━━ Records supplied

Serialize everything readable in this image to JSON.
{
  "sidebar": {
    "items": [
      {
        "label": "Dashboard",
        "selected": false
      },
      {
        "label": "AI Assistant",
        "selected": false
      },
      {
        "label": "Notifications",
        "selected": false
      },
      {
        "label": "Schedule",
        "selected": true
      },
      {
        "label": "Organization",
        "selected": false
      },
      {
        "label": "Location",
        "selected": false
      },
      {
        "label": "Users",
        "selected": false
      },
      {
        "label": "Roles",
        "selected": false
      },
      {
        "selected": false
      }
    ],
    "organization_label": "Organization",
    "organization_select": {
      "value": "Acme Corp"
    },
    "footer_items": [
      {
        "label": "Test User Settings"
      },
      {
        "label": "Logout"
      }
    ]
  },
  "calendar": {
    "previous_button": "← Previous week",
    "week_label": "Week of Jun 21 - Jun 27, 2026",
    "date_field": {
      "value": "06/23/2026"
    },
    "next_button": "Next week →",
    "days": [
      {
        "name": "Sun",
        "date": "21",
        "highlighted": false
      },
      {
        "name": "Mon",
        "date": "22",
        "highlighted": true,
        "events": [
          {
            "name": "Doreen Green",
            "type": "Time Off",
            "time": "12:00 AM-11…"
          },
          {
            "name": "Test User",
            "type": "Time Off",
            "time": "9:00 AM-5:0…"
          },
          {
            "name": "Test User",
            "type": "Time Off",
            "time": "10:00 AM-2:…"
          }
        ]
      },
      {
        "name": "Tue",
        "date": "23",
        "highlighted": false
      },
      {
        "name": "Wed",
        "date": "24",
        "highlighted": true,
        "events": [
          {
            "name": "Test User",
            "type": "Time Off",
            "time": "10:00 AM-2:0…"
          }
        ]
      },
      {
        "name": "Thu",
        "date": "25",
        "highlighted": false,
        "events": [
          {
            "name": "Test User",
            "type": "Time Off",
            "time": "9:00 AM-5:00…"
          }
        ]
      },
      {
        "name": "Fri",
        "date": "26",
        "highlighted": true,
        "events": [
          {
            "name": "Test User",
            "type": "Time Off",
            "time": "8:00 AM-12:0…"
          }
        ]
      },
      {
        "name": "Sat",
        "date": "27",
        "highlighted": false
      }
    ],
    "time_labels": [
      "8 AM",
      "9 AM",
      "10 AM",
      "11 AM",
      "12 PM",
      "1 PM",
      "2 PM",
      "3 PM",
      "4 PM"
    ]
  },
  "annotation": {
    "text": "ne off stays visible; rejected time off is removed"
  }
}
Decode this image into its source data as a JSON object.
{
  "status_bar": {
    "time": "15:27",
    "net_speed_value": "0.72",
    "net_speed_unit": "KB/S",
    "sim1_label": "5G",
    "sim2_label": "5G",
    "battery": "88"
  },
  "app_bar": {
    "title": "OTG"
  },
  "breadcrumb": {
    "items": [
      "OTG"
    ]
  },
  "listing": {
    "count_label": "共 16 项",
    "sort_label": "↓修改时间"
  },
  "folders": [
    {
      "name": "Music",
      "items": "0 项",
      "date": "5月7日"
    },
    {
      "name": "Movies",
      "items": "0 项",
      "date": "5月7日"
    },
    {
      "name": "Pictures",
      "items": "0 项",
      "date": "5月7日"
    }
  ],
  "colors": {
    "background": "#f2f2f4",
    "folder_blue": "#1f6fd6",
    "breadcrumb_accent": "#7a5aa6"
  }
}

━━━━

**Challenge:**
Reproduce the data, keeping every line exactly the same.

**Result of this task:**
Serialize everything readable in this image to JSON.
{
  "sidebar": {
    "items": [
      {
        "label": "Dashboard",
        "selected": false
      },
      {
        "label": "AI Assistant",
        "selected": false
      },
      {
        "label": "Notifications",
        "selected": false
      },
      {
        "label": "Schedule",
        "selected": true
      },
      {
        "label": "Organization",
        "selected": false
      },
      {
        "label": "Location",
        "selected": false
      },
      {
        "label": "Users",
        "selected": false
      },
      {
        "label": "Roles",
        "selected": false
      },
      {
        "selected": false
      }
    ],
    "organization_label": "Organization",
    "organization_select": {
      "value": "Acme Corp"
    },
    "footer_items": [
      {
        "label": "Test User Settings"
      },
      {
        "label": "Logout"
      }
    ]
  },
  "calendar": {
    "previous_button": "← Previous week",
    "week_label": "Week of Jun 21 - Jun 27, 2026",
    "date_field": {
      "value": "06/23/2026"
    },
    "next_button": "Next week →",
    "days": [
      {
        "name": "Sun",
        "date": "21",
        "highlighted": false
      },
      {
        "name": "Mon",
        "date": "22",
        "highlighted": true,
        "events": [
          {
            "name": "Doreen Green",
            "type": "Time Off",
            "time": "12:00 AM-11…"
          },
          {
            "name": "Test User",
            "type": "Time Off",
            "time": "9:00 AM-5:0…"
          },
          {
            "name": "Test User",
            "type": "Time Off",
            "time": "10:00 AM-2:…"
          }
        ]
      },
      {
        "name": "Tue",
        "date": "23",
        "highlighted": false
      },
      {
        "name": "Wed",
        "date": "24",
        "highlighted": true,
        "events": [
          {
            "name": "Test User",
            "type": "Time Off",
            "time": "10:00 AM-2:0…"
          }
        ]
      },
      {
        "name": "Thu",
        "date": "25",
        "highlighted": false,
        "events": [
          {
            "name": "Test User",
            "type": "Time Off",
            "time": "9:00 AM-5:00…"
          }
        ]
      },
      {
        "name": "Fri",
        "date": "26",
        "highlighted": true,
        "events": [
          {
            "name": "Test User",
            "type": "Time Off",
            "time": "8:00 AM-12:0…"
          }
        ]
      },
      {
        "name": "Sat",
        "date": "27",
        "highlighted": false
      }
    ],
    "time_labels": [
      "8 AM",
      "9 AM",
      "10 AM",
      "11 AM",
      "12 PM",
      "1 PM",
      "2 PM",
      "3 PM",
      "4 PM"
    ]
  },
  "annotation": {
    "text": "ne off stays visible; rejected time off is removed"
  }
}
Decode this image into its source data as a JSON object.
{
  "status_bar": {
    "time": "15:27",
    "net_speed_value": "0.72",
    "net_speed_unit": "KB/S",
    "sim1_label": "5G",
    "sim2_label": "5G",
    "battery": "88"
  },
  "app_bar": {
    "title": "OTG"
  },
  "breadcrumb": {
    "items": [
      "OTG"
    ]
  },
  "listing": {
    "count_label": "共 16 项",
    "sort_label": "↓修改时间"
  },
  "folders": [
    {
      "name": "Music",
      "items": "0 项",
      "date": "5月7日"
    },
    {
      "name": "Movies",
      "items": "0 项",
      "date": "5月7日"
    },
    {
      "name": "Pictures",
      "items": "0 项",
      "date": "5月7日"
    }
  ],
  "colors": {
    "background": "#f2f2f4",
    "folder_blue": "#1f6fd6",
    "breadcrumb_accent": "#7a5aa6"
  }
}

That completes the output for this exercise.